DIRECTIVE: Tally up the lines below that include the word "литература". Answer with the number alone.

Stored data:

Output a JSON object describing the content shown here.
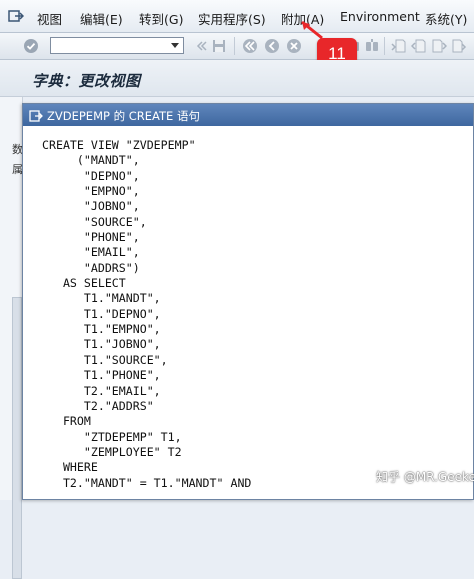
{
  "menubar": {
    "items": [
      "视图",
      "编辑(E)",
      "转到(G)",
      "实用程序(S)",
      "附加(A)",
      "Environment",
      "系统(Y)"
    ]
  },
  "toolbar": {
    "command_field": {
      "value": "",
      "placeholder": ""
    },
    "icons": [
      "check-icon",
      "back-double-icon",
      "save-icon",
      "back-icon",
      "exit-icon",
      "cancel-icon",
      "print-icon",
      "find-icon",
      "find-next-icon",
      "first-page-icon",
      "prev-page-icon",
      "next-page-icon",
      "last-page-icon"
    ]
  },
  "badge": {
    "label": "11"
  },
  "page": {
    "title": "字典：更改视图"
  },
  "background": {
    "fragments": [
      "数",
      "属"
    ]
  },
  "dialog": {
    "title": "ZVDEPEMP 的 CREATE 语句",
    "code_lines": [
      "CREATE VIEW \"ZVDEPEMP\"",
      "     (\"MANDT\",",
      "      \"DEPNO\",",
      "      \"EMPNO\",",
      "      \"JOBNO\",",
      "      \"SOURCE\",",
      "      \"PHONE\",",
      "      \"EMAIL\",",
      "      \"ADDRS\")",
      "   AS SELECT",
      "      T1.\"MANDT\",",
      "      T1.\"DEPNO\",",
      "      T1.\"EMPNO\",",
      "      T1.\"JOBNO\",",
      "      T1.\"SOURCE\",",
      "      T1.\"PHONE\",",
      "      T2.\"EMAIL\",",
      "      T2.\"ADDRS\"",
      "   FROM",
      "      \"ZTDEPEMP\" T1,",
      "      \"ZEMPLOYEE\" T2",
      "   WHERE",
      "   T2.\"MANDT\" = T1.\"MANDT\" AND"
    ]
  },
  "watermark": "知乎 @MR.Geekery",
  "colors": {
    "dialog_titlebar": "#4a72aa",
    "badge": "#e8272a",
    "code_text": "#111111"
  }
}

* * *

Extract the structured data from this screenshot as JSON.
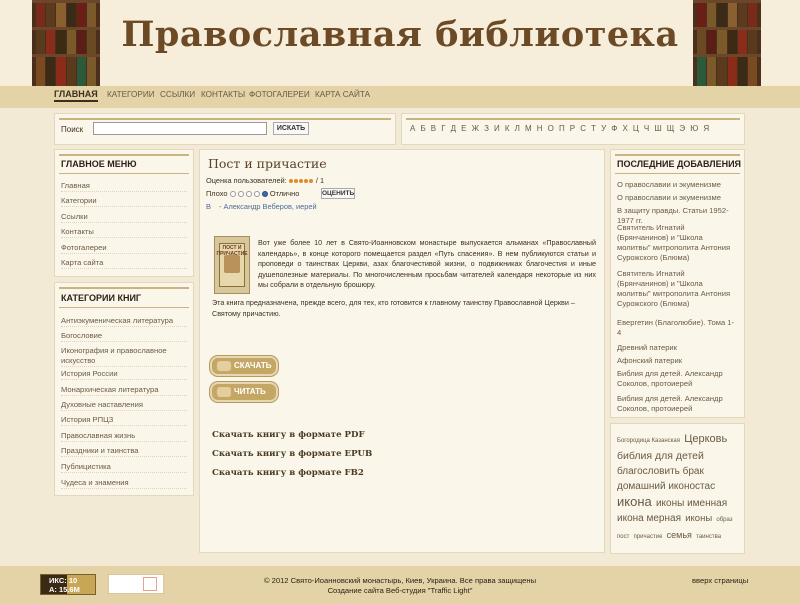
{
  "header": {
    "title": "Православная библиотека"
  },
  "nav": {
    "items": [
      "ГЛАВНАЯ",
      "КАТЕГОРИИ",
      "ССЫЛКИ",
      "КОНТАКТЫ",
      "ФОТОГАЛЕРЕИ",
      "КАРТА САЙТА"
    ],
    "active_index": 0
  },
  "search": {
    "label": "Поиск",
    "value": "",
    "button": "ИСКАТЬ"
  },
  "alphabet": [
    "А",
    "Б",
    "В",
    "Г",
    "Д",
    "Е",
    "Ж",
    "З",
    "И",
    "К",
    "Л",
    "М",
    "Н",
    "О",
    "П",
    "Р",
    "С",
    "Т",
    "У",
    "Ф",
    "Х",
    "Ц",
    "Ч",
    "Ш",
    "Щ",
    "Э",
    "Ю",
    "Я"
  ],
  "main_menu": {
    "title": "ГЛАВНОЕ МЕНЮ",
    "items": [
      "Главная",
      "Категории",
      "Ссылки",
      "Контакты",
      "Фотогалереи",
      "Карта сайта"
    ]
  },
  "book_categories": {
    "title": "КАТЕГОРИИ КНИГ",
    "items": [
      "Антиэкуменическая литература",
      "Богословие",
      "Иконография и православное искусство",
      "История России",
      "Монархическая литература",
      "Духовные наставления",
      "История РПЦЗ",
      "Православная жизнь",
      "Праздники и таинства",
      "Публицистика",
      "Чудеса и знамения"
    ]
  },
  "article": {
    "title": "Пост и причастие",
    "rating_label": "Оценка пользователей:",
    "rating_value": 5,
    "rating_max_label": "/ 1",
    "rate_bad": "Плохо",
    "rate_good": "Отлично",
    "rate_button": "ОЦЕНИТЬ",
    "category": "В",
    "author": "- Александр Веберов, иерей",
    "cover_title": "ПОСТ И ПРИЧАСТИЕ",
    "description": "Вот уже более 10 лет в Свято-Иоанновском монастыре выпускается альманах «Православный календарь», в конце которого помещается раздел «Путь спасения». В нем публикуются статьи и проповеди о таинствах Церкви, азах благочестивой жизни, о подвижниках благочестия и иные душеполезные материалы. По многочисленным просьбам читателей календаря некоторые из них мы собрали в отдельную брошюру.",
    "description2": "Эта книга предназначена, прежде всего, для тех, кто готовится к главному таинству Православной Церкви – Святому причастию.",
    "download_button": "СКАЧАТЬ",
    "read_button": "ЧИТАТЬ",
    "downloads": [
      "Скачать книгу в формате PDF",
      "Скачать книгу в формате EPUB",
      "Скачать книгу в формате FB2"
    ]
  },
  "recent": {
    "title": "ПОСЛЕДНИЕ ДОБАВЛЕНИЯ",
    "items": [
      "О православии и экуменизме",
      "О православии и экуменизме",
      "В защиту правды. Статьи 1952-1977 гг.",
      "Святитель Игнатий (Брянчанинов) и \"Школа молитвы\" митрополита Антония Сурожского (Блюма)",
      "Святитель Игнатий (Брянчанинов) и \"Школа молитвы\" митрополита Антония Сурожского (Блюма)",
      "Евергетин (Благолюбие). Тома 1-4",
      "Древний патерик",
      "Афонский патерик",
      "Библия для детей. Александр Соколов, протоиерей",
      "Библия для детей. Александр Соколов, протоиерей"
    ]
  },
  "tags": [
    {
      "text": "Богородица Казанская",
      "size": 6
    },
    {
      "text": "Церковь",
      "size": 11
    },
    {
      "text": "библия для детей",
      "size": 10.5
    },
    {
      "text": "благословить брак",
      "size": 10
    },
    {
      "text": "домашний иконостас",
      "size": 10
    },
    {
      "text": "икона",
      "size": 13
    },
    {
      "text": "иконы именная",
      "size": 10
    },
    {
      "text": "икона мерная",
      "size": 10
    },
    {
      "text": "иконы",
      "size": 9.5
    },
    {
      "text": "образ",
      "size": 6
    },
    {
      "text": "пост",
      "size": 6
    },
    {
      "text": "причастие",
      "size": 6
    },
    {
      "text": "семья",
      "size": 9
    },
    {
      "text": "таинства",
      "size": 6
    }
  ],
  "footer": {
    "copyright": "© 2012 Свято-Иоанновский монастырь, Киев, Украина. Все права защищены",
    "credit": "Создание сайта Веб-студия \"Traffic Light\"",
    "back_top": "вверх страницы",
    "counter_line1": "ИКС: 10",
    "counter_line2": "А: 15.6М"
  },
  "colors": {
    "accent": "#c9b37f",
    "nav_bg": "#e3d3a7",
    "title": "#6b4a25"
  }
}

COMPLETED EXERCISE: 2